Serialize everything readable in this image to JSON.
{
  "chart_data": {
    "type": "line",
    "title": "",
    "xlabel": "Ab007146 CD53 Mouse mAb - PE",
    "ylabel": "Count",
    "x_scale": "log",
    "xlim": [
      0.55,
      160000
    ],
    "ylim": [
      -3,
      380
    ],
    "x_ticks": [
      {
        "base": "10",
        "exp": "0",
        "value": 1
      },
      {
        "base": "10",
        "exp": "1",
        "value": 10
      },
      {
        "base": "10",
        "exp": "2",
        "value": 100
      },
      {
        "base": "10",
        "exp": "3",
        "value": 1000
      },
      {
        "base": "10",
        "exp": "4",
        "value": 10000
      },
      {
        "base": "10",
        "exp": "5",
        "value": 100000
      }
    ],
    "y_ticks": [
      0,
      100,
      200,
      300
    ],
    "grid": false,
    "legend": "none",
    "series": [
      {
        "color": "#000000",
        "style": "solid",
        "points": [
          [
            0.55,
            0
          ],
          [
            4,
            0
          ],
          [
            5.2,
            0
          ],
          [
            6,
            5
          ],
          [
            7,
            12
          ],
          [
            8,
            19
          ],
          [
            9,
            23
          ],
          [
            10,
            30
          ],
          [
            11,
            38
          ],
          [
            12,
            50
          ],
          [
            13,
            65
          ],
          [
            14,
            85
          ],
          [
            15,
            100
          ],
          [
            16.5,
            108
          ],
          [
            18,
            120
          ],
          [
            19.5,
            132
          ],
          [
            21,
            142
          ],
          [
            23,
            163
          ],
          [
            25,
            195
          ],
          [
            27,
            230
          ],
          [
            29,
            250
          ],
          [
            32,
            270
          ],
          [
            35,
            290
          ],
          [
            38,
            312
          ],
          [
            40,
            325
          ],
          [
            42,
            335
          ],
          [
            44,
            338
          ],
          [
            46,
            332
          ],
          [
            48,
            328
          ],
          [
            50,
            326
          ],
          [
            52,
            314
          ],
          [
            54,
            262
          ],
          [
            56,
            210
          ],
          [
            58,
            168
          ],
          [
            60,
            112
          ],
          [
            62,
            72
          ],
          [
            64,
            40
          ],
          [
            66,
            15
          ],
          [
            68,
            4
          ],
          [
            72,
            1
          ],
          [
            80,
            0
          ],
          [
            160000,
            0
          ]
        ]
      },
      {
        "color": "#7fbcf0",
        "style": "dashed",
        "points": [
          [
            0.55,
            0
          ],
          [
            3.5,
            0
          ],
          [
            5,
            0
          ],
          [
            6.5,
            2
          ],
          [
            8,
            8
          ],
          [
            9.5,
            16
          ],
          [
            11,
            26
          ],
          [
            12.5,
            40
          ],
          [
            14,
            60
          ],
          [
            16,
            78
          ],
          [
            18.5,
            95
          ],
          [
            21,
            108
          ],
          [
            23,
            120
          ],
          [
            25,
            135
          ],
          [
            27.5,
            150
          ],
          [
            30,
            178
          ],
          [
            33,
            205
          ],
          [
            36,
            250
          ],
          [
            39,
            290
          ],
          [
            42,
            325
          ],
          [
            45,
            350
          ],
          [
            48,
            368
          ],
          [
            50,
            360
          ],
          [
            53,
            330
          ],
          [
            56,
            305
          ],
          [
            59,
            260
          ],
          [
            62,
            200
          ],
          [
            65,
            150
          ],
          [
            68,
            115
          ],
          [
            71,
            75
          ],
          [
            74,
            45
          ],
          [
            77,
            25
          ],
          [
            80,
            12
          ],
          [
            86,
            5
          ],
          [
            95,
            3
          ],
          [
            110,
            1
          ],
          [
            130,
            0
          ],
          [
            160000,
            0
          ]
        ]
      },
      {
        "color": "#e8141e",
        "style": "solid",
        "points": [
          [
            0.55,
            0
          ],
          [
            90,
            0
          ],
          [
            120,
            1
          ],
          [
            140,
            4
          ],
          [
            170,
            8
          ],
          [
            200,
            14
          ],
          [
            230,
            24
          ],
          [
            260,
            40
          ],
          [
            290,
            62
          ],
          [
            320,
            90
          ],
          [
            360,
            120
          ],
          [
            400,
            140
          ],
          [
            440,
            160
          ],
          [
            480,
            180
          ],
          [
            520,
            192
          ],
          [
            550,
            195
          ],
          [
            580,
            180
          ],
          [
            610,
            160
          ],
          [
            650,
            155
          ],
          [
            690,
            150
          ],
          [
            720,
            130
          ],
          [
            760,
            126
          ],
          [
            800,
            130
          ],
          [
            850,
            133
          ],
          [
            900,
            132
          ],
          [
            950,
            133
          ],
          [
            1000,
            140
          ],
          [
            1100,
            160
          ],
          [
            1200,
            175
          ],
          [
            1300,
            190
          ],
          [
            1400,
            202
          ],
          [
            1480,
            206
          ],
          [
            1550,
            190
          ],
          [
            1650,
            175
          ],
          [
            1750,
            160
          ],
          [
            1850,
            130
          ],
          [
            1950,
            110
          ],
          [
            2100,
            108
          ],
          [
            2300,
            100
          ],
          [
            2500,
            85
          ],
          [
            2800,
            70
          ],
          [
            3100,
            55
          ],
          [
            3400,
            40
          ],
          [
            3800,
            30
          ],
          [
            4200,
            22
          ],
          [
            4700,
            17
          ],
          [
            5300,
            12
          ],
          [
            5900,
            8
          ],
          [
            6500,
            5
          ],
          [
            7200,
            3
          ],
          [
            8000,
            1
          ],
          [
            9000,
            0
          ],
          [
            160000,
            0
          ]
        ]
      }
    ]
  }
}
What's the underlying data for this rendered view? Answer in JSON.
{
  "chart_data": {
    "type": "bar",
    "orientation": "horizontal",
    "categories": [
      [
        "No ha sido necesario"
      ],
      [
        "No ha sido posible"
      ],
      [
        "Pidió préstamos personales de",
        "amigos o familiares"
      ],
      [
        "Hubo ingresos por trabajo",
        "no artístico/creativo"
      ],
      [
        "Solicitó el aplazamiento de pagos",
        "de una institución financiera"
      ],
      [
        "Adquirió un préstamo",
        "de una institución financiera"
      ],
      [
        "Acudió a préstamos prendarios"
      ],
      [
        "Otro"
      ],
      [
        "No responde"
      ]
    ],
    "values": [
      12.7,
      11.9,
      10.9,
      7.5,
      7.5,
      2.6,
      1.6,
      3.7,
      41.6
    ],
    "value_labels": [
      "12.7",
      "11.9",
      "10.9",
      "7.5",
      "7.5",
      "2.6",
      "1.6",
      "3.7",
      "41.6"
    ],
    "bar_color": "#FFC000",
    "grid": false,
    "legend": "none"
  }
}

--*--

:: WHAT YOU NEED TO DO ::
Copy each line above where the string "préstamos" occurs.

:: WORKED SOLUTION ::
        "Pidió préstamos personales de",
        "Acudió a préstamos prendarios"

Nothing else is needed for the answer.